**GIVEN RECORDS:**

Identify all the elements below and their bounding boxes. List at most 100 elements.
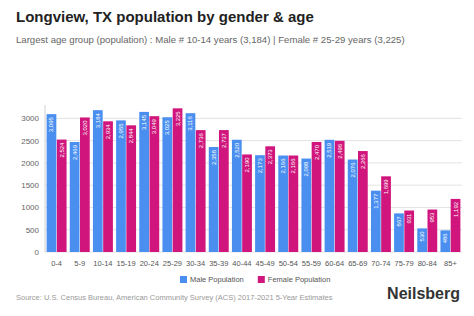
- bar: [47, 114, 57, 252]
- y-tick-label: 1000: [21, 203, 39, 212]
- data-label: 931: [406, 213, 412, 224]
- x-tick-label: 70-74: [371, 259, 390, 268]
- bar: [404, 211, 414, 252]
- bar: [265, 146, 275, 252]
- bar: [209, 147, 219, 252]
- logo: Neilsberg: [387, 285, 460, 302]
- data-label: 2,844: [128, 128, 134, 144]
- data-label: 2,166: [290, 158, 296, 174]
- data-label: 3,095: [48, 116, 54, 132]
- bar: [57, 140, 67, 252]
- data-label: 2,524: [59, 142, 65, 158]
- bar: [103, 121, 113, 252]
- bar: [278, 156, 288, 252]
- data-label: 3,145: [141, 114, 147, 130]
- x-tick-label: 40-44: [232, 259, 251, 268]
- data-label: 2,496: [337, 143, 343, 159]
- bar: [126, 125, 136, 252]
- data-label: 2,470: [314, 144, 320, 160]
- title: Longview, TX population by gender & age: [16, 8, 314, 25]
- x-tick-label: 10-14: [93, 259, 112, 268]
- x-tick-label: 65-69: [348, 259, 367, 268]
- bars: [47, 108, 461, 252]
- data-label: 3,116: [187, 116, 193, 131]
- data-label: 2,955: [118, 123, 124, 139]
- bar: [335, 141, 345, 252]
- x-tick-label: 25-29: [163, 259, 182, 268]
- source: Source: U.S. Census Bureau, American Com…: [16, 293, 333, 302]
- y-tick-label: 3000: [21, 114, 39, 123]
- data-label: 3,025: [164, 120, 170, 136]
- data-label: 2,173: [257, 158, 263, 174]
- data-label: 3,020: [82, 120, 88, 136]
- data-label: 2,166: [280, 158, 286, 174]
- x-tick-label: 35-39: [209, 259, 228, 268]
- bar: [93, 110, 103, 252]
- data-label: 1,377: [373, 193, 379, 209]
- data-label: 2,190: [244, 157, 250, 173]
- x-tick-label: 75-79: [394, 259, 413, 268]
- data-label: 2,358: [211, 149, 217, 165]
- x-tick-label: 55-59: [302, 259, 321, 268]
- data-label: 3,049: [151, 119, 157, 135]
- chart: Longview, TX population by gender & age L…: [0, 0, 474, 316]
- bar: [440, 230, 450, 252]
- data-label: 2,373: [267, 149, 273, 165]
- y-tick-label: 0: [35, 248, 40, 257]
- data-label: 2,098: [303, 161, 309, 177]
- bar: [312, 142, 322, 252]
- legend-swatch: [180, 276, 187, 283]
- data-label: 1,192: [453, 201, 459, 217]
- x-tick-label: 20-24: [140, 259, 159, 268]
- bar: [139, 112, 149, 252]
- data-label: 2,076: [350, 162, 356, 178]
- bar: [242, 154, 252, 252]
- bar: [358, 151, 368, 252]
- bar: [80, 117, 90, 252]
- bar: [301, 159, 311, 252]
- bar: [186, 113, 196, 252]
- x-tick-label: 60-64: [325, 259, 344, 268]
- bar: [116, 120, 126, 252]
- bar: [417, 228, 427, 252]
- bar: [219, 130, 229, 252]
- bar: [232, 140, 242, 252]
- data-label: 867: [396, 216, 402, 227]
- y-tick-label: 1500: [21, 181, 39, 190]
- y-axis-line: [45, 105, 46, 252]
- bar: [381, 176, 391, 252]
- x-tick-label: 80-84: [418, 259, 437, 268]
- x-tick-label: 45-49: [255, 259, 274, 268]
- bar: [255, 155, 265, 252]
- data-label: 3,225: [175, 111, 181, 127]
- legend-swatch: [258, 276, 265, 283]
- data-label: 1,699: [383, 179, 389, 195]
- bar: [451, 199, 461, 252]
- data-label: 3,184: [95, 113, 101, 129]
- bar: [371, 191, 381, 252]
- bar: [394, 213, 404, 252]
- subtitle: Largest age group (population) : Male # …: [16, 34, 405, 45]
- data-label: 2,934: [105, 124, 111, 140]
- data-label: 953: [429, 212, 435, 223]
- bar: [348, 160, 358, 252]
- data-label: 530: [419, 231, 425, 242]
- data-label: 2,519: [326, 142, 332, 158]
- legend-label: Male Population: [190, 275, 244, 284]
- x-tick-label: 0-4: [51, 259, 62, 268]
- legend-label: Female Population: [268, 275, 331, 284]
- y-tick-label: 500: [26, 226, 40, 235]
- x-tick-label: 30-34: [186, 259, 205, 268]
- y-tick-label: 2000: [21, 159, 39, 168]
- x-tick-label: 5-9: [74, 259, 85, 268]
- data-label: 2,266: [360, 153, 366, 169]
- data-label: 2,520: [234, 142, 240, 158]
- bar: [196, 130, 206, 252]
- bar: [70, 142, 80, 252]
- x-tick-label: 50-54: [279, 259, 298, 268]
- x-tick-label: 15-19: [116, 259, 135, 268]
- bar: [428, 210, 438, 252]
- x-tick-label: 85+: [444, 259, 457, 268]
- bar: [173, 108, 183, 252]
- bar: [289, 156, 299, 252]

**DIRECTIONS FOR THIS TASK:** Reproduce every line of the records above verbatim, leaving out the pictures.

**ANSWER TO THIS TASK:**
Identify all the elements below and their bounding boxes. List at most 100 elements.
- bar: [47, 114, 57, 252]
- y-tick-label: 1000: [21, 203, 39, 212]
- data-label: 931: [406, 213, 412, 224]
- x-tick-label: 70-74: [371, 259, 390, 268]
- bar: [404, 211, 414, 252]
- bar: [265, 146, 275, 252]
- bar: [209, 147, 219, 252]
- logo: Neilsberg: [387, 285, 460, 302]
- data-label: 2,844: [128, 128, 134, 144]
- data-label: 2,166: [290, 158, 296, 174]
- data-label: 3,095: [48, 116, 54, 132]
- bar: [57, 140, 67, 252]
- data-label: 2,524: [59, 142, 65, 158]
- bar: [103, 121, 113, 252]
- bar: [278, 156, 288, 252]
- data-label: 3,145: [141, 114, 147, 130]
- x-tick-label: 40-44: [232, 259, 251, 268]
- data-label: 2,496: [337, 143, 343, 159]
- bar: [126, 125, 136, 252]
- data-label: 2,470: [314, 144, 320, 160]
- title: Longview, TX population by gender & age: [16, 8, 314, 25]
- x-tick-label: 10-14: [93, 259, 112, 268]
- x-tick-label: 65-69: [348, 259, 367, 268]
- bars: [47, 108, 461, 252]
- data-label: 3,116: [187, 116, 193, 131]
- data-label: 2,955: [118, 123, 124, 139]
- bar: [335, 141, 345, 252]
- x-tick-label: 25-29: [163, 259, 182, 268]
- source: Source: U.S. Census Bureau, American Com…: [16, 293, 333, 302]
- y-tick-label: 3000: [21, 114, 39, 123]
- data-label: 3,025: [164, 120, 170, 136]
- data-label: 2,173: [257, 158, 263, 174]
- data-label: 3,020: [82, 120, 88, 136]
- data-label: 2,166: [280, 158, 286, 174]
- x-tick-label: 35-39: [209, 259, 228, 268]
- bar: [93, 110, 103, 252]
- data-label: 1,377: [373, 193, 379, 209]
- data-label: 2,190: [244, 157, 250, 173]
- x-tick-label: 75-79: [394, 259, 413, 268]
- data-label: 2,358: [211, 149, 217, 165]
- x-tick-label: 55-59: [302, 259, 321, 268]
- data-label: 3,049: [151, 119, 157, 135]
- chart: Longview, TX population by gender & age L…: [0, 0, 474, 316]
- bar: [440, 230, 450, 252]
- data-label: 2,373: [267, 149, 273, 165]
- y-tick-label: 0: [35, 248, 40, 257]
- data-label: 2,098: [303, 161, 309, 177]
- bar: [312, 142, 322, 252]
- legend-swatch: [180, 276, 187, 283]
- data-label: 1,192: [453, 201, 459, 217]
- x-tick-label: 20-24: [140, 259, 159, 268]
- bar: [139, 112, 149, 252]
- data-label: 2,076: [350, 162, 356, 178]
- bar: [242, 154, 252, 252]
- bar: [358, 151, 368, 252]
- bar: [80, 117, 90, 252]
- bar: [301, 159, 311, 252]
- bar: [186, 113, 196, 252]
- x-tick-label: 60-64: [325, 259, 344, 268]
- bar: [116, 120, 126, 252]
- bar: [417, 228, 427, 252]
- bar: [219, 130, 229, 252]
- bar: [232, 140, 242, 252]
- data-label: 867: [396, 216, 402, 227]
- y-tick-label: 1500: [21, 181, 39, 190]
- y-axis-line: [45, 105, 46, 252]
- bar: [381, 176, 391, 252]
- x-tick-label: 80-84: [418, 259, 437, 268]
- x-tick-label: 45-49: [255, 259, 274, 268]
- bar: [255, 155, 265, 252]
- data-label: 3,225: [175, 111, 181, 127]
- legend-swatch: [258, 276, 265, 283]
- data-label: 1,699: [383, 179, 389, 195]
- bar: [451, 199, 461, 252]
- data-label: 3,184: [95, 113, 101, 129]
- bar: [371, 191, 381, 252]
- bar: [394, 213, 404, 252]
- subtitle: Largest age group (population) : Male # …: [16, 34, 405, 45]
- data-label: 2,934: [105, 124, 111, 140]
- data-label: 953: [429, 212, 435, 223]
- bar: [348, 160, 358, 252]
- data-label: 530: [419, 231, 425, 242]
- data-label: 2,519: [326, 142, 332, 158]
- legend-label: Male Population: [190, 275, 244, 284]
- x-tick-label: 0-4: [51, 259, 62, 268]
- legend-label: Female Population: [268, 275, 331, 284]
- y-tick-label: 500: [26, 226, 40, 235]
- x-tick-label: 30-34: [186, 259, 205, 268]
- y-tick-label: 2000: [21, 159, 39, 168]
- x-tick-label: 5-9: [74, 259, 85, 268]
- data-label: 2,266: [360, 153, 366, 169]
- data-label: 2,520: [234, 142, 240, 158]
- bar: [196, 130, 206, 252]
- bar: [70, 142, 80, 252]
- x-tick-label: 50-54: [279, 259, 298, 268]
- x-tick-label: 15-19: [116, 259, 135, 268]
- bar: [428, 210, 438, 252]
- x-tick-label: 85+: [444, 259, 457, 268]
- bar: [173, 108, 183, 252]
- bar: [289, 156, 299, 252]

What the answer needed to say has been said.